* [WORK TO DO]
Copy all lines holding the word "spirits" from the entries.

* [RAW DATA]
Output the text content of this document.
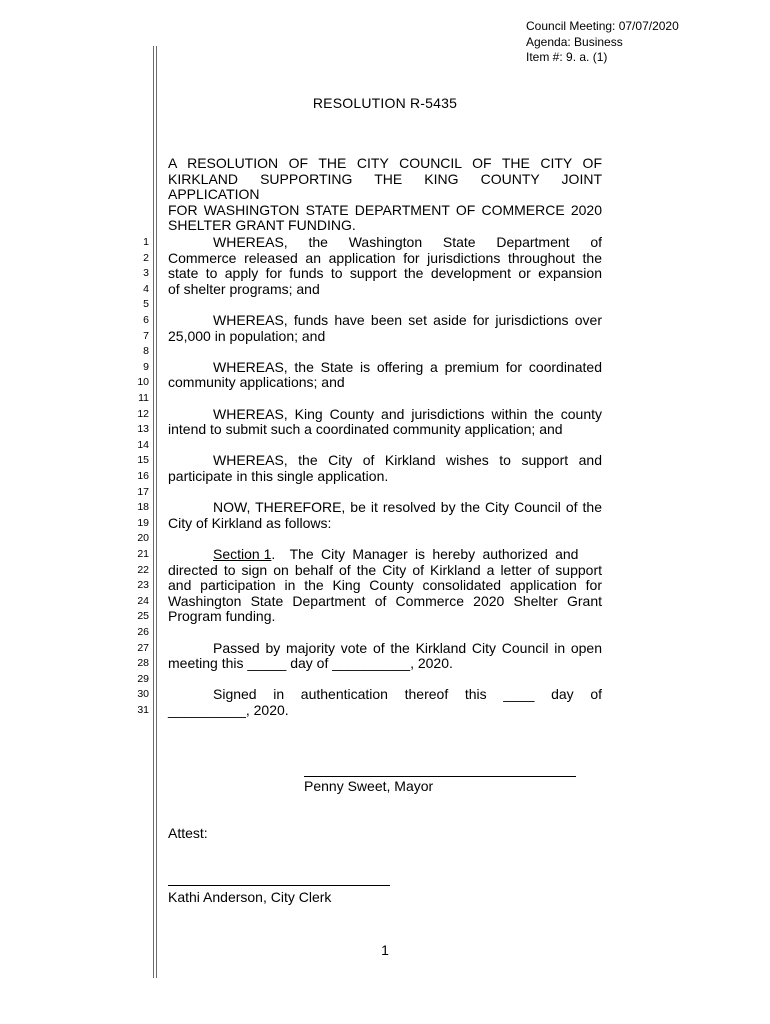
Council Meeting: 07/07/2020
Agenda: Business
Item #: 9. a. (1)
RESOLUTION R-5435
A RESOLUTION OF THE CITY COUNCIL OF THE CITY OF
KIRKLAND SUPPORTING THE KING COUNTY JOINT APPLICATION
FOR WASHINGTON STATE DEPARTMENT OF COMMERCE 2020
SHELTER GRANT FUNDING.
1
2
3
4
5
6
7
8
9
10
11
12
13
14
15
16
17
18
19
20
21
22
23
24
25
26
27
28
29
30
31
WHEREAS, the Washington State Department of
Commerce released an application for jurisdictions throughout the
state to apply for funds to support the development or expansion
of shelter programs; and
WHEREAS, funds have been set aside for jurisdictions over
25,000 in population; and
WHEREAS, the State is offering a premium for coordinated
community applications; and
WHEREAS, King County and jurisdictions within the county
intend to submit such a coordinated community application; and
WHEREAS, the City of Kirkland wishes to support and
participate in this single application.
NOW, THEREFORE, be it resolved by the City Council of the
City of Kirkland as follows:
Section 1 .  The City Manager is hereby authorized and
directed to sign on behalf of the City of Kirkland a letter of support
and participation in the King County consolidated application for
Washington State Department of Commerce 2020 Shelter Grant
Program funding.
Passed by majority vote of the Kirkland City Council in open
meeting this _____ day of __________, 2020.
Signed in authentication thereof this ____ day of
__________, 2020.
Penny Sweet, Mayor
Attest:
Kathi Anderson, City Clerk
1
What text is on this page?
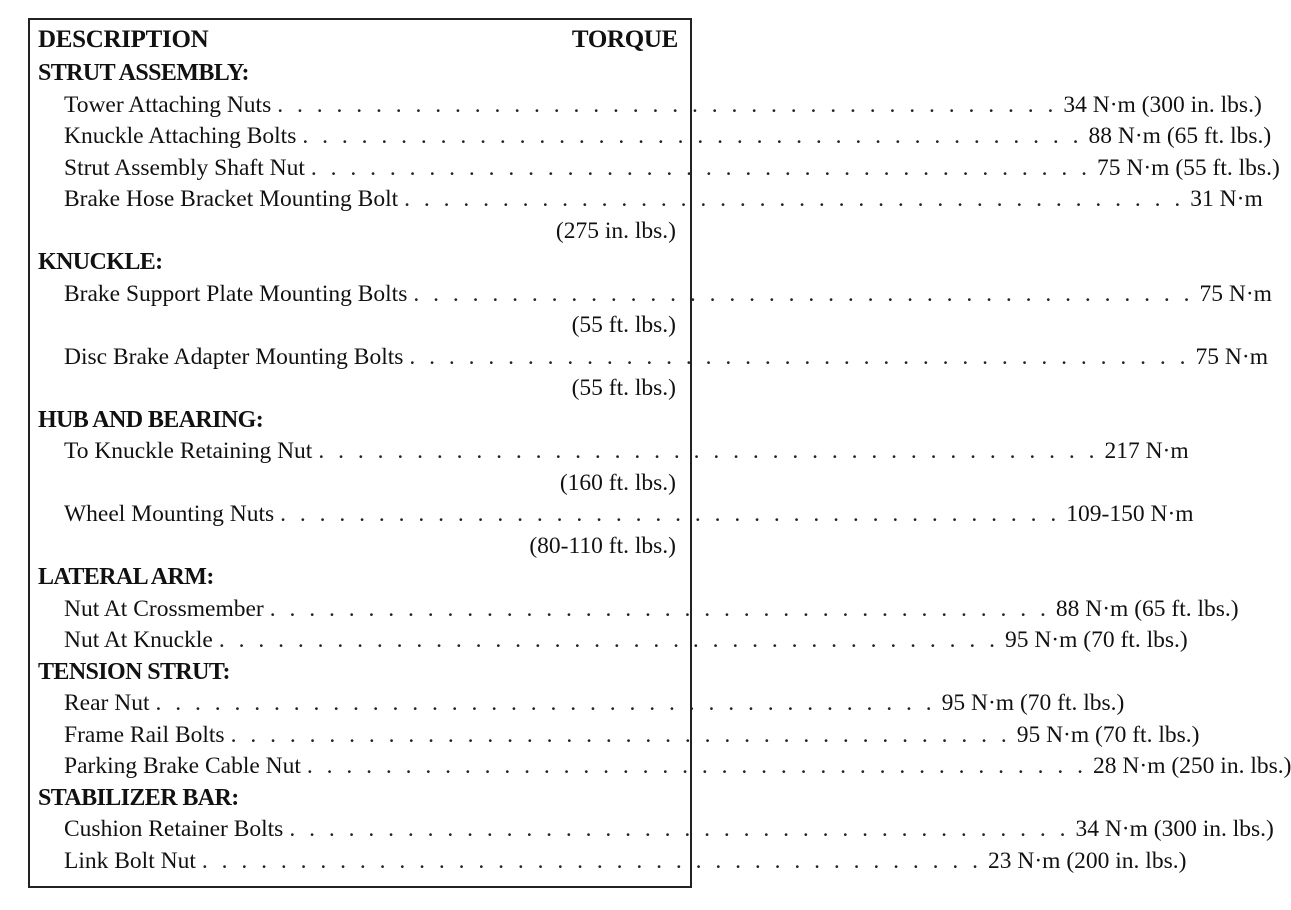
DESCRIPTION	TORQUE
STRUT ASSEMBLY:
Tower Attaching Nuts . . . . . . . . . . . . . . . . . . . . . . . . . . . . . . . . . . . . . . . . 34 N·m (300 in. lbs.)
Knuckle Attaching Bolts . . . . . . . . . . . . . . . . . . . . . . . . . . . . . . . . . . . . . . . . 88 N·m (65 ft. lbs.)
Strut Assembly Shaft Nut . . . . . . . . . . . . . . . . . . . . . . . . . . . . . . . . . . . . . . . . 75 N·m (55 ft. lbs.)
Brake Hose Bracket Mounting Bolt . . . . . . . . . . . . . . . . . . . . . . . . . . . . . . . . . . . . . . . . 31 N·m
(275 in. lbs.)
KNUCKLE:
Brake Support Plate Mounting Bolts . . . . . . . . . . . . . . . . . . . . . . . . . . . . . . . . . . . . . . . . 75 N·m
(55 ft. lbs.)
Disc Brake Adapter Mounting Bolts . . . . . . . . . . . . . . . . . . . . . . . . . . . . . . . . . . . . . . . . 75 N·m
(55 ft. lbs.)
HUB AND BEARING:
To Knuckle Retaining Nut . . . . . . . . . . . . . . . . . . . . . . . . . . . . . . . . . . . . . . . . 217 N·m
(160 ft. lbs.)
Wheel Mounting Nuts . . . . . . . . . . . . . . . . . . . . . . . . . . . . . . . . . . . . . . . . 109-150 N·m
(80-110 ft. lbs.)
LATERAL ARM:
Nut At Crossmember . . . . . . . . . . . . . . . . . . . . . . . . . . . . . . . . . . . . . . . . 88 N·m (65 ft. lbs.)
Nut At Knuckle . . . . . . . . . . . . . . . . . . . . . . . . . . . . . . . . . . . . . . . . 95 N·m (70 ft. lbs.)
TENSION STRUT:
Rear Nut . . . . . . . . . . . . . . . . . . . . . . . . . . . . . . . . . . . . . . . . 95 N·m (70 ft. lbs.)
Frame Rail Bolts . . . . . . . . . . . . . . . . . . . . . . . . . . . . . . . . . . . . . . . . 95 N·m (70 ft. lbs.)
Parking Brake Cable Nut . . . . . . . . . . . . . . . . . . . . . . . . . . . . . . . . . . . . . . . . 28 N·m (250 in. lbs.)
STABILIZER BAR:
Cushion Retainer Bolts . . . . . . . . . . . . . . . . . . . . . . . . . . . . . . . . . . . . . . . . 34 N·m (300 in. lbs.)
Link Bolt Nut . . . . . . . . . . . . . . . . . . . . . . . . . . . . . . . . . . . . . . . . 23 N·m (200 in. lbs.)
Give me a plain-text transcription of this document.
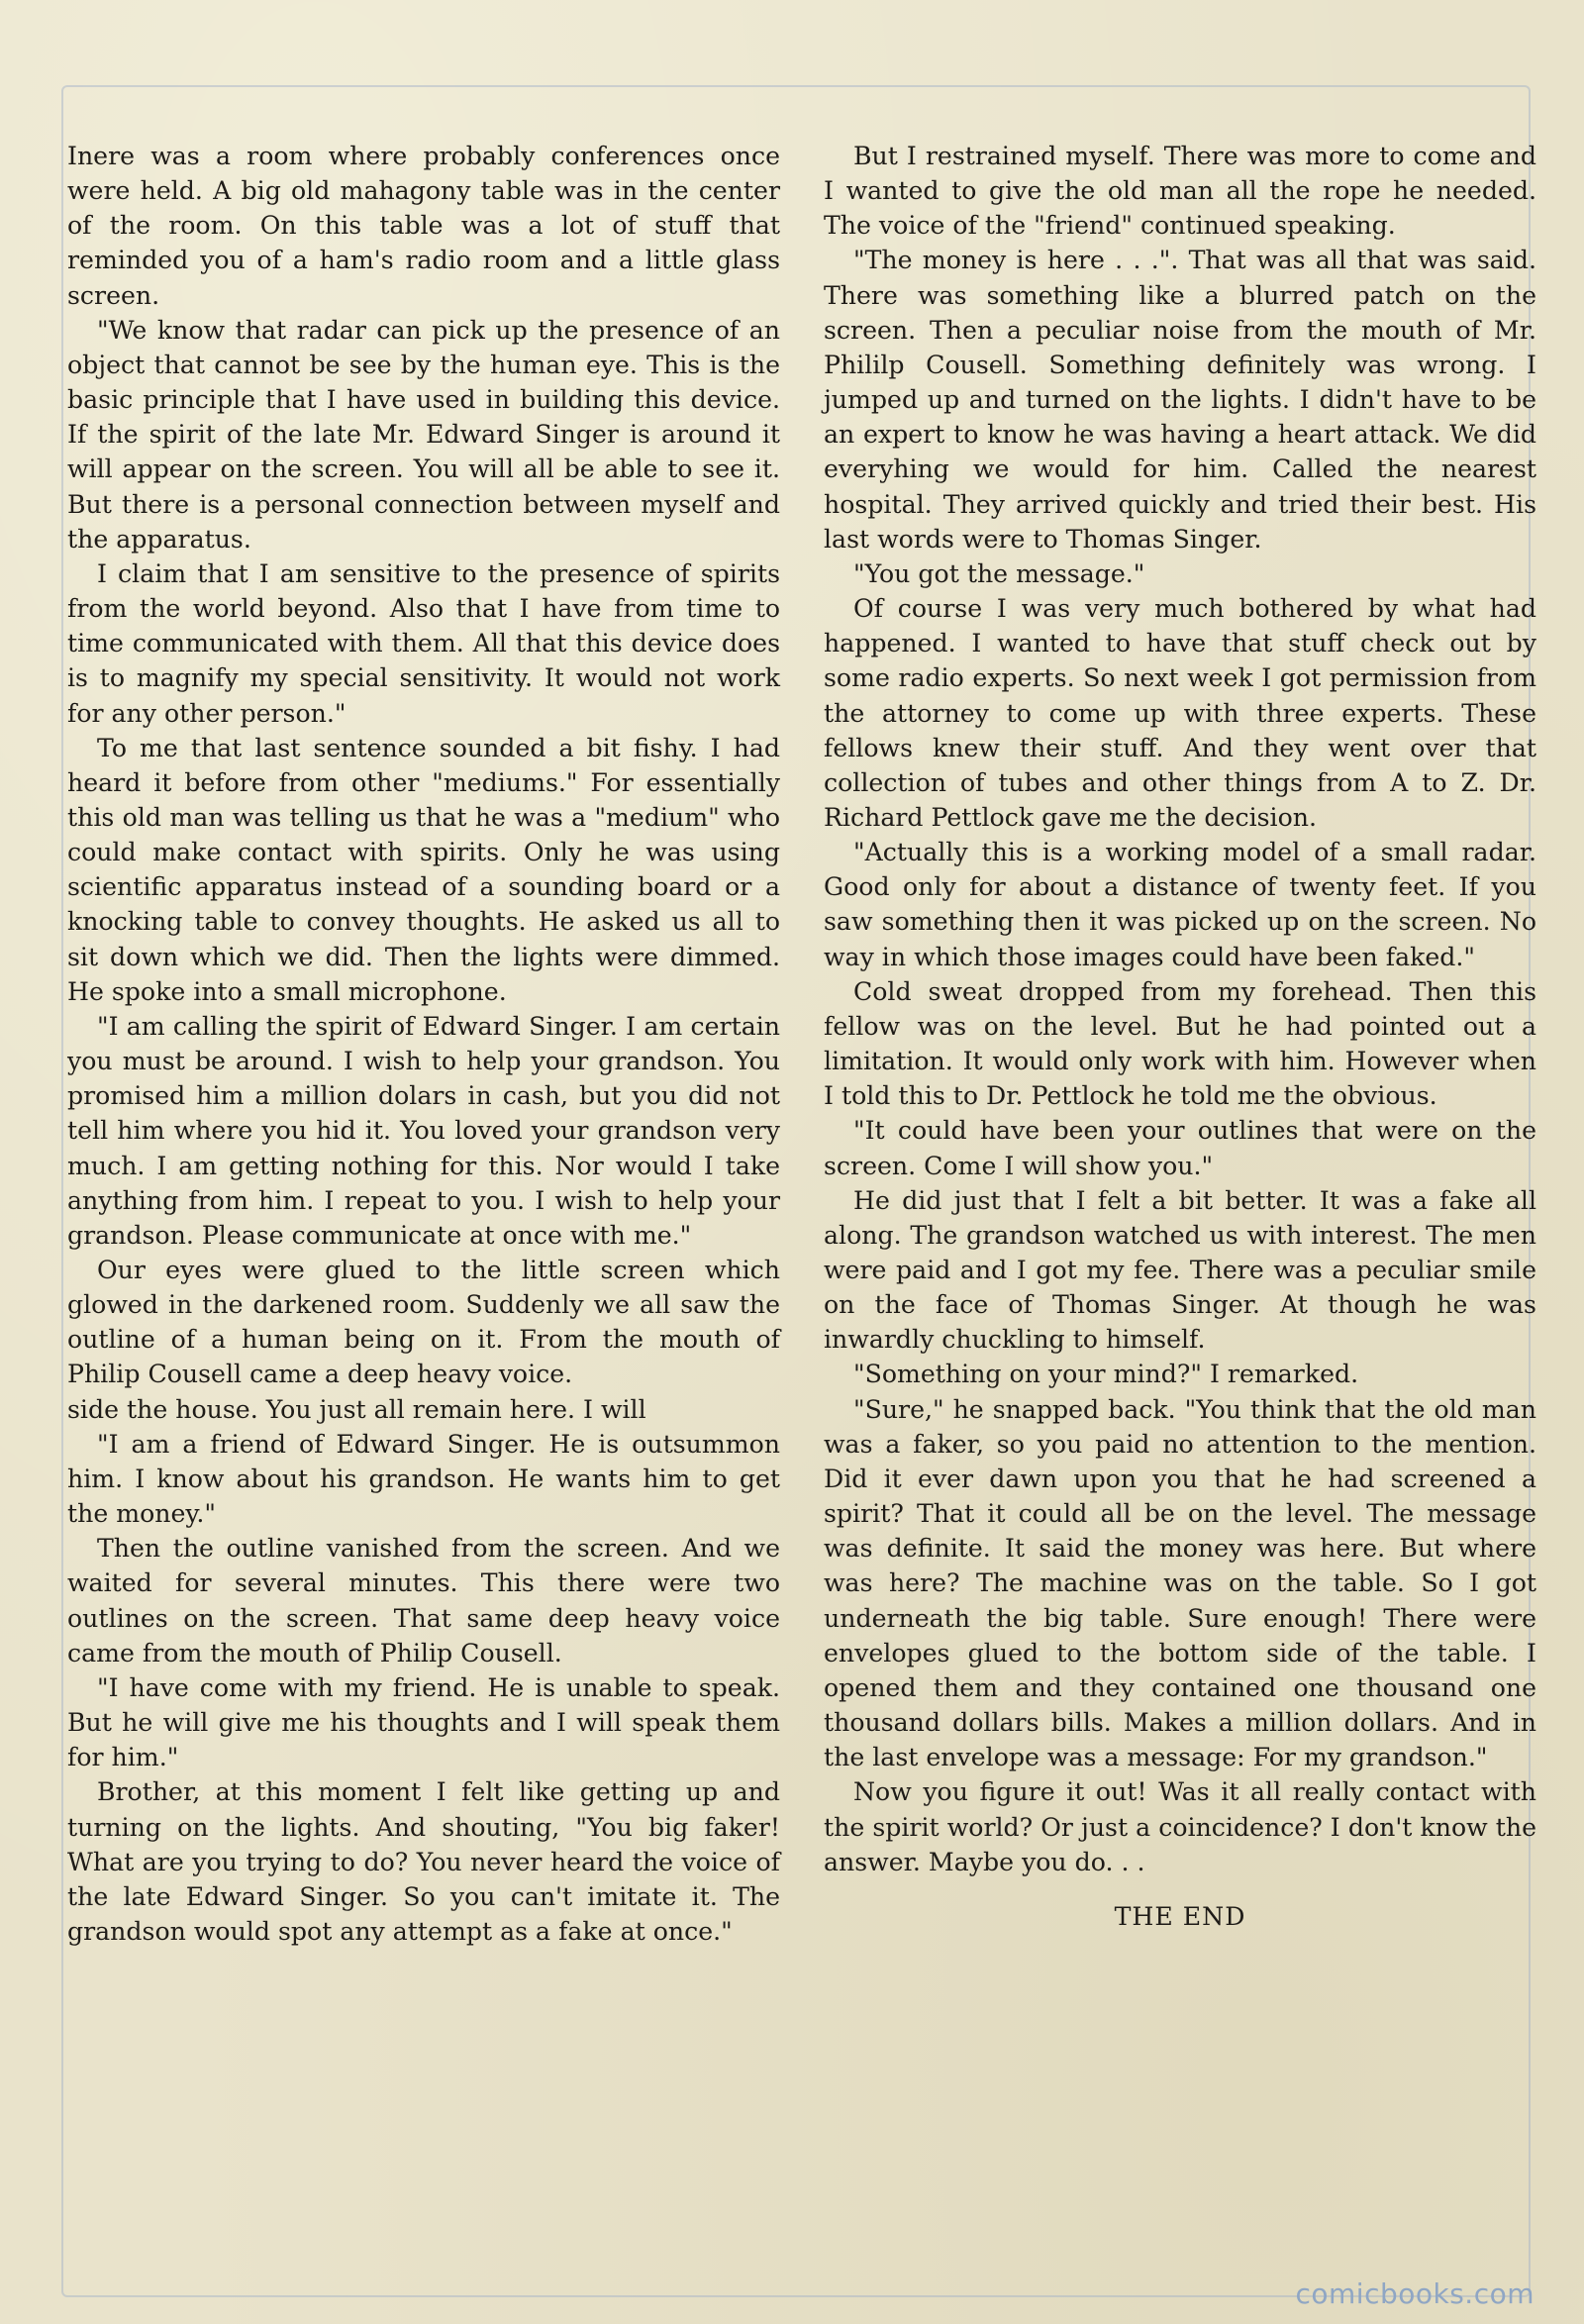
Inere was a room where probably conferences once were held. A big old mahagony table was in the center of the room. On this table was a lot of stuff that reminded you of a ham's radio room and a little glass screen.

"We know that radar can pick up the presence of an object that cannot be see by the human eye. This is the basic principle that I have used in building this device. If the spirit of the late Mr. Edward Singer is around it will appear on the screen. You will all be able to see it. But there is a personal connection between myself and the apparatus.

I claim that I am sensitive to the presence of spirits from the world beyond. Also that I have from time to time communicated with them. All that this device does is to magnify my special sensitivity. It would not work for any other person."

To me that last sentence sounded a bit fishy. I had heard it before from other "mediums." For essentially this old man was telling us that he was a "medium" who could make contact with spirits. Only he was using scientific apparatus instead of a sounding board or a knocking table to convey thoughts. He asked us all to sit down which we did. Then the lights were dimmed. He spoke into a small microphone.

"I am calling the spirit of Edward Singer. I am certain you must be around. I wish to help your grandson. You promised him a million dolars in cash, but you did not tell him where you hid it. You loved your grandson very much. I am getting nothing for this. Nor would I take anything from him. I repeat to you. I wish to help your grandson. Please communicate at once with me."

Our eyes were glued to the little screen which glowed in the darkened room. Suddenly we all saw the outline of a human being on it. From the mouth of Philip Cousell came a deep heavy voice.

side the house. You just all remain here. I will

"I am a friend of Edward Singer. He is outsummon him. I know about his grandson. He wants him to get the money."

Then the outline vanished from the screen. And we waited for several minutes. This there were two outlines on the screen. That same deep heavy voice came from the mouth of Philip Cousell.

"I have come with my friend. He is unable to speak. But he will give me his thoughts and I will speak them for him."

Brother, at this moment I felt like getting up and turning on the lights. And shouting, "You big faker! What are you trying to do? You never heard the voice of the late Edward Singer. So you can't imitate it. The grandson would spot any attempt as a fake at once."

But I restrained myself. There was more to come and I wanted to give the old man all the rope he needed. The voice of the "friend" continued speaking.

"The money is here . . .". That was all that was said. There was something like a blurred patch on the screen. Then a peculiar noise from the mouth of Mr. Phililp Cousell. Something definitely was wrong. I jumped up and turned on the lights. I didn't have to be an expert to know he was having a heart attack. We did everyhing we would for him. Called the nearest hospital. They arrived quickly and tried their best. His last words were to Thomas Singer.

"You got the message."

Of course I was very much bothered by what had happened. I wanted to have that stuff check out by some radio experts. So next week I got permission from the attorney to come up with three experts. These fellows knew their stuff. And they went over that collection of tubes and other things from A to Z. Dr. Richard Pettlock gave me the decision.

"Actually this is a working model of a small radar. Good only for about a distance of twenty feet. If you saw something then it was picked up on the screen. No way in which those images could have been faked."

Cold sweat dropped from my forehead. Then this fellow was on the level. But he had pointed out a limitation. It would only work with him. However when I told this to Dr. Pettlock he told me the obvious.

"It could have been your outlines that were on the screen. Come I will show you."

He did just that I felt a bit better. It was a fake all along. The grandson watched us with interest. The men were paid and I got my fee. There was a peculiar smile on the face of Thomas Singer. At though he was inwardly chuckling to himself.

"Something on your mind?" I remarked.

"Sure," he snapped back. "You think that the old man was a faker, so you paid no attention to the mention. Did it ever dawn upon you that he had screened a spirit? That it could all be on the level. The message was definite. It said the money was here. But where was here? The machine was on the table. So I got underneath the big table. Sure enough! There were envelopes glued to the bottom side of the table. I opened them and they contained one thousand one thousand dollars bills. Makes a million dollars. And in the last envelope was a message: For my grandson."

Now you figure it out! Was it all really contact with the spirit world? Or just a coincidence? I don't know the answer. Maybe you do. . .

THE END

comicbooks.com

* [ANSWER]
I claim that I am sensitive to the presence of spirits from the world beyond. Also that I have from time to time communicated with them. All that this device does is to magnify my special sensitivity. It would not work for any other person."
To me that last sentence sounded a bit fishy. I had heard it before from other "mediums." For essentially this old man was telling us that he was a "medium" who could make contact with spirits. Only he was using scientific apparatus instead of a sounding board or a knocking table to convey thoughts. He asked us all to sit down which we did. Then the lights were dimmed. He spoke into a small microphone.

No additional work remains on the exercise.